▸ Text provided
Amy Greer is a lawyer at Dratel & Lewis and a part of the team of attorneys representing Mahmoud Khalil.
"Why Mahmoud?" is one of the first questions I get when people learn that I am part of Mahmoud Khalil's legal team. Many first heard his name on Mar. 8, 2025, when U.S. Immigration and Customs Enforcement (ICE) agents took him from his Columbia University-owned apartment in New York. But the events leading to his arrest and detention began long before that dreadful day—the context of which matters.
Any lawyer who has defended students in disciplinary proceedings, and every student activist—particularly those at Columbia University—knows firsthand that American campuses have become sites of surveillance and repression over the past two years. Across the country, trustees and administrators have cracked down on students—especially those who have served as our moral conscience in the face of the ongoing genocide in Gaza. Some schools have called in law enforcement to violently arrest their students.
The university quickly became an obsession for Congress and federal agencies as ground zero of the now-national protest movement. That focus amplified following President Donald Trump's inauguration. The U.S. government placed the university under a microscope as Columbia-inspired Gaza protests continued to spread across the country. Members of Congress began visiting Columbia's campus—either to support the encampments or to condemn them.
Eventually, Columbia invited law enforcement to support the university's repression, leading police to arrive in riot gear and brutalize students at the encampments. Then, the anti-terrorism task force arrived to invade Hamilton Hall, an academic building, using ladders and flashbangs.

▸ Required task 1
Translate this sentence from the essay on Mahmoud Khalil's case into Spanish: "Some schools have called in law enforcement to violently arrest their students."

▸ Material for this exercise

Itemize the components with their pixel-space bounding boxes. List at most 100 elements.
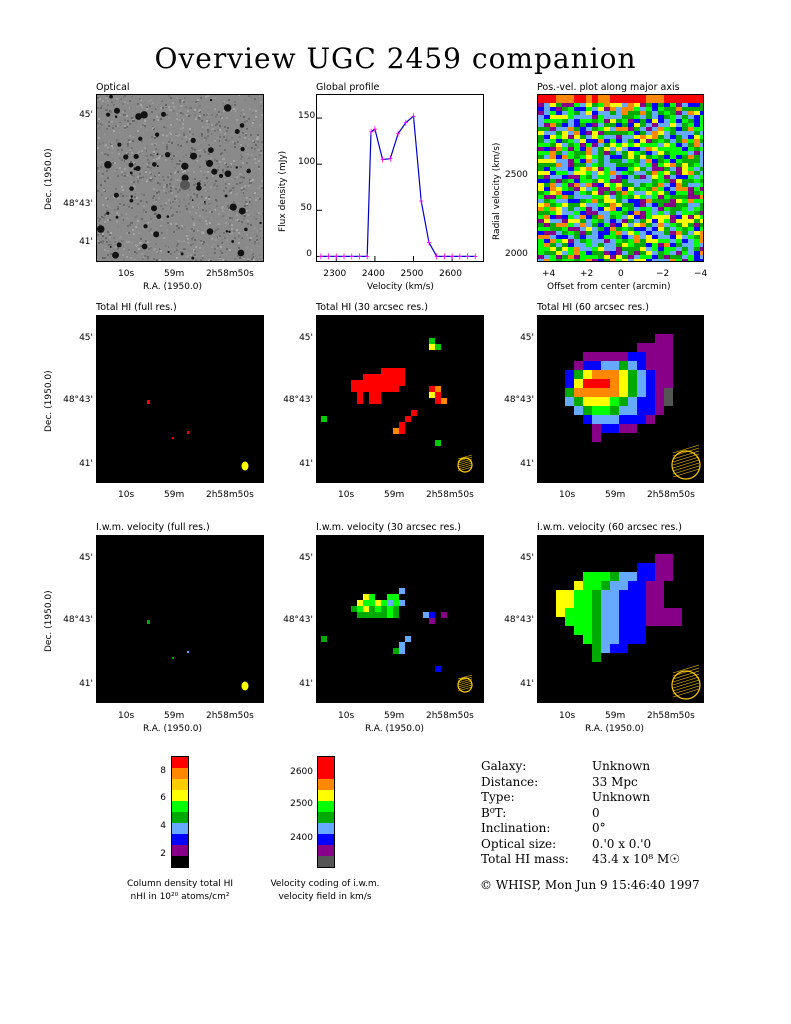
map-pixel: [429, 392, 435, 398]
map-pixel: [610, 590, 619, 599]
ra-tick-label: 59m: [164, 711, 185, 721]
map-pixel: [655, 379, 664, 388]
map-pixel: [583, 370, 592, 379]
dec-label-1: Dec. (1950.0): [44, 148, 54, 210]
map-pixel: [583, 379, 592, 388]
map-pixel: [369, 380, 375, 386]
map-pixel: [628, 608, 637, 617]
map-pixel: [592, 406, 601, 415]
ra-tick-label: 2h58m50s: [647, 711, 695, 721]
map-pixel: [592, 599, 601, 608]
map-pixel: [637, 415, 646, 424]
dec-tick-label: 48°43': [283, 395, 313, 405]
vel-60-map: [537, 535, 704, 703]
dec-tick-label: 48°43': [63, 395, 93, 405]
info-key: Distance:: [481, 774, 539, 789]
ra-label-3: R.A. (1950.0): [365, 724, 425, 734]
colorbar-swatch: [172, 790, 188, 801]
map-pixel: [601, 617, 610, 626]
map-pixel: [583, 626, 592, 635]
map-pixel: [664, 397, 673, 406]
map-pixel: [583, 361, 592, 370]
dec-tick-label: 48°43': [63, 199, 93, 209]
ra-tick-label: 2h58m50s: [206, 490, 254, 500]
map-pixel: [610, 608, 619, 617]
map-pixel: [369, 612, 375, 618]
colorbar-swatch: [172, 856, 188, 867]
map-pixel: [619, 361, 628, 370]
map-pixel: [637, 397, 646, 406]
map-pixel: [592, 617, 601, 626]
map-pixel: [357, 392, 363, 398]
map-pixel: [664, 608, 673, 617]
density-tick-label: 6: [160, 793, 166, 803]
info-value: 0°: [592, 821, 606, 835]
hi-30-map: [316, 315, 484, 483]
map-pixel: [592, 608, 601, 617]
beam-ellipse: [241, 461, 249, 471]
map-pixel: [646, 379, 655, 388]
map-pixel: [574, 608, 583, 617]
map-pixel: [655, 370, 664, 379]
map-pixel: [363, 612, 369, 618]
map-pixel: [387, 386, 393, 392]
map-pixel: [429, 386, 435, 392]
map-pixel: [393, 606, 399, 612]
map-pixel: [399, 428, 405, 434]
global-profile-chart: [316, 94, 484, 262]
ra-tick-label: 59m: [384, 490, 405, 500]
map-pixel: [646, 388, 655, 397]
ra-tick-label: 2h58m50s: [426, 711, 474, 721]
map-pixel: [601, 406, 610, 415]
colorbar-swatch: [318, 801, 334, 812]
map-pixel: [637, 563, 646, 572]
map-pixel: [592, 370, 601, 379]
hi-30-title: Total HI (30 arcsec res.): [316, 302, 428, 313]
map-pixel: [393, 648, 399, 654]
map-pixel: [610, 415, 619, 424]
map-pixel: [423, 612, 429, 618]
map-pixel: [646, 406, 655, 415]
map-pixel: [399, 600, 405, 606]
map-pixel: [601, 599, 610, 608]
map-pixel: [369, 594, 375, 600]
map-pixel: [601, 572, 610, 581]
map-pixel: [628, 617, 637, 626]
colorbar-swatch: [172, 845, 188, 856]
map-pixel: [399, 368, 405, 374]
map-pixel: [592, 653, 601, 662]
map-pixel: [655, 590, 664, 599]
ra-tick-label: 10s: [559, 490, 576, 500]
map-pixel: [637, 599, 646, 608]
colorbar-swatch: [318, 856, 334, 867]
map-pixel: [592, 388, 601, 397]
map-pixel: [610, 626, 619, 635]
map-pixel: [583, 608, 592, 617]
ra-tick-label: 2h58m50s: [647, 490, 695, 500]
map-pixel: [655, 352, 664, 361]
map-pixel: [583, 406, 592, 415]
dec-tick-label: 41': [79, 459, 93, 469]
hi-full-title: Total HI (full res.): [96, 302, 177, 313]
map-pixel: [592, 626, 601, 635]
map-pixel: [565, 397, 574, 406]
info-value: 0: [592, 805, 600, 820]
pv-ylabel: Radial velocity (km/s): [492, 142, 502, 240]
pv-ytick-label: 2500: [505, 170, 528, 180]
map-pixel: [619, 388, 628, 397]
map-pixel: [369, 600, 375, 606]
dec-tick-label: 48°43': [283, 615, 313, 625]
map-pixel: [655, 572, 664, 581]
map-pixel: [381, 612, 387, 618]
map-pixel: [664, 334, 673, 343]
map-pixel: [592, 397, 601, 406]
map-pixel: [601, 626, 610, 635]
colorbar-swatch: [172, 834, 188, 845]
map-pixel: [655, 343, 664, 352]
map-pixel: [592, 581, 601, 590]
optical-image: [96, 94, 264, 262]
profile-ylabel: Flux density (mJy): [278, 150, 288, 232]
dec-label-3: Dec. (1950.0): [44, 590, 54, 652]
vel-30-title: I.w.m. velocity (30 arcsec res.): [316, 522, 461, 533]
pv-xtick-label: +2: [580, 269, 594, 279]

▸ Required task 2
In the records, reproduce word for word the lines between the one containing "map-pixel: [429, 392, 435, 398]" and the one containing "map-pixel: [664, 608, 673, 617]", inclusive.

▸ Task response 1
Algunas escuelas han llamado a las fuerzas del orden para arrestar violentamente a sus estudiantes.

▸ Task response 2
map-pixel: [429, 392, 435, 398]
map-pixel: [610, 590, 619, 599]
ra-tick-label: 59m: [164, 711, 185, 721]
map-pixel: [655, 379, 664, 388]
map-pixel: [583, 370, 592, 379]
dec-label-1: Dec. (1950.0): [44, 148, 54, 210]
map-pixel: [583, 379, 592, 388]
map-pixel: [369, 380, 375, 386]
map-pixel: [628, 608, 637, 617]
map-pixel: [592, 406, 601, 415]
ra-tick-label: 2h58m50s: [647, 711, 695, 721]
map-pixel: [592, 599, 601, 608]
map-pixel: [637, 415, 646, 424]
dec-tick-label: 48°43': [283, 395, 313, 405]
vel-60-map: [537, 535, 704, 703]
dec-tick-label: 48°43': [63, 395, 93, 405]
info-key: Distance:: [481, 774, 539, 789]
ra-label-3: R.A. (1950.0): [365, 724, 425, 734]
colorbar-swatch: [172, 790, 188, 801]
map-pixel: [601, 617, 610, 626]
map-pixel: [583, 626, 592, 635]
map-pixel: [664, 397, 673, 406]
map-pixel: [583, 361, 592, 370]
dec-tick-label: 48°43': [63, 199, 93, 209]
ra-tick-label: 2h58m50s: [206, 490, 254, 500]
map-pixel: [610, 608, 619, 617]
map-pixel: [369, 612, 375, 618]
colorbar-swatch: [172, 856, 188, 867]
map-pixel: [619, 361, 628, 370]
map-pixel: [637, 397, 646, 406]
map-pixel: [592, 617, 601, 626]
map-pixel: [357, 392, 363, 398]
map-pixel: [664, 608, 673, 617]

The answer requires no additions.